Start of DATA SHOWN

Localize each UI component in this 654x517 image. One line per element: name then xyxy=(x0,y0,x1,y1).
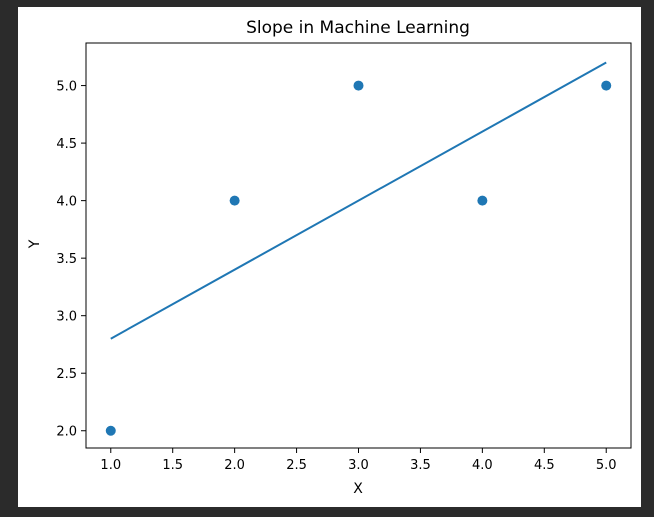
x-tick-label: 3.0 xyxy=(348,458,369,473)
x-tick-label: 5.0 xyxy=(596,458,617,473)
y-tick-label: 4.0 xyxy=(56,195,77,210)
x-tick-label: 1.5 xyxy=(162,458,183,473)
x-tick-label: 1.0 xyxy=(100,458,121,473)
y-tick-label: 2.0 xyxy=(56,425,77,440)
x-tick-label: 4.0 xyxy=(472,458,493,473)
y-tick-label: 5.0 xyxy=(56,80,77,95)
data-point-2 xyxy=(229,195,240,206)
x-tick-label: 2.5 xyxy=(286,458,307,473)
data-point-3 xyxy=(353,80,364,91)
x-tick-label: 4.5 xyxy=(534,458,555,473)
y-axis-label: Y xyxy=(27,239,43,249)
data-point-4 xyxy=(477,195,488,206)
data-point-5 xyxy=(601,80,612,91)
regression-line xyxy=(110,61,607,340)
y-tick-label: 3.0 xyxy=(56,310,77,325)
plot-area xyxy=(85,42,632,449)
y-tick-label: 4.5 xyxy=(56,137,77,152)
y-tick-label: 2.5 xyxy=(56,367,77,382)
x-tick-label: 2.0 xyxy=(224,458,245,473)
y-tick-label: 3.5 xyxy=(56,252,77,267)
chart-title: Slope in Machine Learning xyxy=(246,18,470,38)
chart-figure: 1.0 1.5 2.0 2.5 3.0 3.5 4.0 4.5 5.0 2.0 2.5 3.0 3.5… xyxy=(18,7,641,507)
x-axis-label: X xyxy=(353,481,363,497)
scatter-chart: 1.0 1.5 2.0 2.5 3.0 3.5 4.0 4.5 5.0 2.0 2.5 3.0 3.5… xyxy=(27,18,632,497)
x-tick-label: 3.5 xyxy=(410,458,431,473)
data-point-1 xyxy=(105,425,116,436)
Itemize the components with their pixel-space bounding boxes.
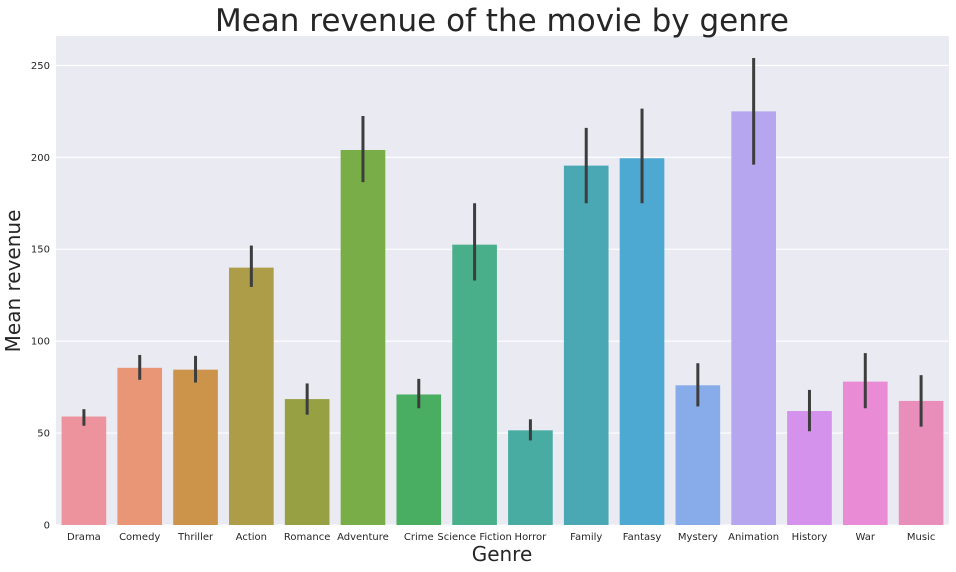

End of DATA SHOWN

→ **WORK TO DO**: Reproduce all of the data above word for word, omitting the pictures.

→ **TASK SOLUTION**:
Localize each UI component in this 654x517 image. One line per element: name then xyxy=(x0,y0,x1,y1).
x-tick-label: 3.0 xyxy=(348,458,369,473)
x-tick-label: 5.0 xyxy=(596,458,617,473)
y-tick-label: 4.0 xyxy=(56,195,77,210)
x-tick-label: 1.5 xyxy=(162,458,183,473)
x-tick-label: 1.0 xyxy=(100,458,121,473)
y-tick-label: 2.0 xyxy=(56,425,77,440)
x-tick-label: 4.0 xyxy=(472,458,493,473)
y-tick-label: 5.0 xyxy=(56,80,77,95)
data-point-2 xyxy=(229,195,240,206)
x-tick-label: 2.5 xyxy=(286,458,307,473)
data-point-3 xyxy=(353,80,364,91)
x-tick-label: 4.5 xyxy=(534,458,555,473)
y-axis-label: Y xyxy=(27,239,43,249)
data-point-4 xyxy=(477,195,488,206)
data-point-5 xyxy=(601,80,612,91)
regression-line xyxy=(110,61,607,340)
y-tick-label: 3.0 xyxy=(56,310,77,325)
plot-area xyxy=(85,42,632,449)
y-tick-label: 4.5 xyxy=(56,137,77,152)
y-tick-label: 2.5 xyxy=(56,367,77,382)
x-tick-label: 2.0 xyxy=(224,458,245,473)
y-tick-label: 3.5 xyxy=(56,252,77,267)
chart-title: Slope in Machine Learning xyxy=(246,18,470,38)
chart-figure: 1.0 1.5 2.0 2.5 3.0 3.5 4.0 4.5 5.0 2.0 2.5 3.0 3.5… xyxy=(18,7,641,507)
x-axis-label: X xyxy=(353,481,363,497)
scatter-chart: 1.0 1.5 2.0 2.5 3.0 3.5 4.0 4.5 5.0 2.0 2.5 3.0 3.5… xyxy=(27,18,632,497)
x-tick-label: 3.5 xyxy=(410,458,431,473)
data-point-1 xyxy=(105,425,116,436)
Itemize the components with their pixel-space bounding boxes.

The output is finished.